— START —
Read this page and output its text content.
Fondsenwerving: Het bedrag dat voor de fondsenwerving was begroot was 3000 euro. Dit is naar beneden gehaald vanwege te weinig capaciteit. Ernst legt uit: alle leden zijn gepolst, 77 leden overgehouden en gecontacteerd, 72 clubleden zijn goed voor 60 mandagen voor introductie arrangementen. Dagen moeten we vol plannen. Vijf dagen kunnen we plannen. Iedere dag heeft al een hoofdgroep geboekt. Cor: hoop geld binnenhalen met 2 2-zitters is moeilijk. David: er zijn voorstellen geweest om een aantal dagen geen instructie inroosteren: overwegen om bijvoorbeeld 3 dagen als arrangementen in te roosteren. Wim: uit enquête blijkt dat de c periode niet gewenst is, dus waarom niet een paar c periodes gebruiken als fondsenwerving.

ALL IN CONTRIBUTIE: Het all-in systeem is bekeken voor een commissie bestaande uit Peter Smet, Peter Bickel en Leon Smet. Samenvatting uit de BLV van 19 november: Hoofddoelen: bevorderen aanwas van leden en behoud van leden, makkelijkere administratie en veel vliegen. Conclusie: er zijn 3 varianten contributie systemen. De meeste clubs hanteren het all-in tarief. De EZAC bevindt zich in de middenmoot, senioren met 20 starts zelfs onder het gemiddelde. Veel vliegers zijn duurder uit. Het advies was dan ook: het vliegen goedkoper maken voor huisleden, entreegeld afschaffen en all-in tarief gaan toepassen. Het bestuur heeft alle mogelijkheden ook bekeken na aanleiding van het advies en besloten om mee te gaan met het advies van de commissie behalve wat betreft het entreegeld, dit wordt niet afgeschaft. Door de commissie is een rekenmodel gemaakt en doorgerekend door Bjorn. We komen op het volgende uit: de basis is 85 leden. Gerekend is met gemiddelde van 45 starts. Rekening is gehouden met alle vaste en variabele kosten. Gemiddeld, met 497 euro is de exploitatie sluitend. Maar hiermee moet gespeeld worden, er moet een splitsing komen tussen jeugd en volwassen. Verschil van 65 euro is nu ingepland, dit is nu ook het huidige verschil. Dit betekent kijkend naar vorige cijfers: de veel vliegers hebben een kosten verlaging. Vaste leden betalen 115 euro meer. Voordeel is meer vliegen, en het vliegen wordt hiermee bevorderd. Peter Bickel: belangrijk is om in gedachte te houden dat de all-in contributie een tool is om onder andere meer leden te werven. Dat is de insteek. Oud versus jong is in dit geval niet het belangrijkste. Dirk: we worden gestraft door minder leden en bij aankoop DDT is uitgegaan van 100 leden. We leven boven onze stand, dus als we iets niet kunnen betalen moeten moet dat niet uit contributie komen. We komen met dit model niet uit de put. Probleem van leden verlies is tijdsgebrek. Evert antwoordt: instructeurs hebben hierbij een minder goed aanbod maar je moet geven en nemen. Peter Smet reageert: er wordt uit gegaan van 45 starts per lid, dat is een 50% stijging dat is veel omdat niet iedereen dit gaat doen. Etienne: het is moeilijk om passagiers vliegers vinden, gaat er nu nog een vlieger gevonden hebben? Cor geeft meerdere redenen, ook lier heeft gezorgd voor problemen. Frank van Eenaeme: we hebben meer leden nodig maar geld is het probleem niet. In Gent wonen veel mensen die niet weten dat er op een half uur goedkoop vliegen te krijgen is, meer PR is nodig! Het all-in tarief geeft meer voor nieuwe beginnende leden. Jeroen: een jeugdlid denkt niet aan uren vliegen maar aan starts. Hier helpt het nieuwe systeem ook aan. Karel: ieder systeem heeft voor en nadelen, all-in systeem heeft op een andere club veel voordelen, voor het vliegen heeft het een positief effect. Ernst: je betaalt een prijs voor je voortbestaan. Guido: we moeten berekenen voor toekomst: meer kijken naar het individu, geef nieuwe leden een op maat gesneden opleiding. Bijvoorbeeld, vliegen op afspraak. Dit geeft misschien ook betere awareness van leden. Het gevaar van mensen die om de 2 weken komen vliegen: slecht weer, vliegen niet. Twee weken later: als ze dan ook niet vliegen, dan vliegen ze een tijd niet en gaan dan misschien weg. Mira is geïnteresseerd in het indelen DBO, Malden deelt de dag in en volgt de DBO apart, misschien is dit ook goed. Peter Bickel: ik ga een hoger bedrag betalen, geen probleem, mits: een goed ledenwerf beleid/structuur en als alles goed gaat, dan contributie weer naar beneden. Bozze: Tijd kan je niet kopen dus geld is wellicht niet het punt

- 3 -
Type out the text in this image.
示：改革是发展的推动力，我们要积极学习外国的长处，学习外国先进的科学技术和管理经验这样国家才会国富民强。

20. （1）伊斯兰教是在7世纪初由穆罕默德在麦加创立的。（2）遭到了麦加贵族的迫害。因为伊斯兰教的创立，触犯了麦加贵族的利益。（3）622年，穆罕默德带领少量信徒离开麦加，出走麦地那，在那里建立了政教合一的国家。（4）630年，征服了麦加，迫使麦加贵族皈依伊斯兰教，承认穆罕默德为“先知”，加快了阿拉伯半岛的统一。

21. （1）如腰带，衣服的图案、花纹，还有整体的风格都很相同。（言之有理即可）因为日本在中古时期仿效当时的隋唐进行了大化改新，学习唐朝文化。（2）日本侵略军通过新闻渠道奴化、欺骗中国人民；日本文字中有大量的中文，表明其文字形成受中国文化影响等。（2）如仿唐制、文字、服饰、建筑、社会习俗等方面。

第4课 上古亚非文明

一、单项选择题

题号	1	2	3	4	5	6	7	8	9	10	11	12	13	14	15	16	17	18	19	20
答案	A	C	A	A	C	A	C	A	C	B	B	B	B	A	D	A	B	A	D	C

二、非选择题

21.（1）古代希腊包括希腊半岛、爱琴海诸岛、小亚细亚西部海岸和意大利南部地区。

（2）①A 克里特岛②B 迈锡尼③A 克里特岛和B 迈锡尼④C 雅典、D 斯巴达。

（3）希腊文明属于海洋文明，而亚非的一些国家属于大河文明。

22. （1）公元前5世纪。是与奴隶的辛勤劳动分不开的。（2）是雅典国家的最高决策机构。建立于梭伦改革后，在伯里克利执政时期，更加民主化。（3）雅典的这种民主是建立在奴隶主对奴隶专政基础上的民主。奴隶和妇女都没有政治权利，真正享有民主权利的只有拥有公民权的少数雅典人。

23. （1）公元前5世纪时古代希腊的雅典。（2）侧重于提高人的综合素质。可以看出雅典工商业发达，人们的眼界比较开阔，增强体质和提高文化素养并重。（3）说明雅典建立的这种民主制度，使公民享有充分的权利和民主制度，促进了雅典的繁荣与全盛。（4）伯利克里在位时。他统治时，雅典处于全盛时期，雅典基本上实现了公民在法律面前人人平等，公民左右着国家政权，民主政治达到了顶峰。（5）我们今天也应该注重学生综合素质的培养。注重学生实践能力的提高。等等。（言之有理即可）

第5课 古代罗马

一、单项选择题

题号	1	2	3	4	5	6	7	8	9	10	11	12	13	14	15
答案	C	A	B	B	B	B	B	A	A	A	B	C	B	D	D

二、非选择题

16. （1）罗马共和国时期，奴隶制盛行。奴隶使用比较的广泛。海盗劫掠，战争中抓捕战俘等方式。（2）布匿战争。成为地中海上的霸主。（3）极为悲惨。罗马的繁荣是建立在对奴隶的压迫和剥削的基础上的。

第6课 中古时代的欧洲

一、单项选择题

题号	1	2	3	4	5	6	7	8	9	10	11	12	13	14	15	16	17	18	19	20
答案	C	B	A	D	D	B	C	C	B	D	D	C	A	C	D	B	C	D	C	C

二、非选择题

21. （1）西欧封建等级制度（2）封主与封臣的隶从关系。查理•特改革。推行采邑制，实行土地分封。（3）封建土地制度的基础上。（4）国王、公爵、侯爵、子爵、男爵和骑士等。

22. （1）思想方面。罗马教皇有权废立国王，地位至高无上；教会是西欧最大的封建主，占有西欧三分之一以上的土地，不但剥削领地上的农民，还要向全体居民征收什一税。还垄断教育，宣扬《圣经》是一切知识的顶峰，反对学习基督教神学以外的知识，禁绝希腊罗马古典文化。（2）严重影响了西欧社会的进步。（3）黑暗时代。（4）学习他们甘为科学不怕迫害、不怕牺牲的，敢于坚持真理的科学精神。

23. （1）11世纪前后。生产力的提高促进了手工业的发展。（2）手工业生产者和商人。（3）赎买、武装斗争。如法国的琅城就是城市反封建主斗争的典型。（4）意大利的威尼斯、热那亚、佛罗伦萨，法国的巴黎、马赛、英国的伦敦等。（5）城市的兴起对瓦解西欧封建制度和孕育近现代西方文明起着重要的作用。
— END —
Required work
Gather up the lines that contain the word "text".

Written answer
Read this page and output its text content.
Type out the text in this image.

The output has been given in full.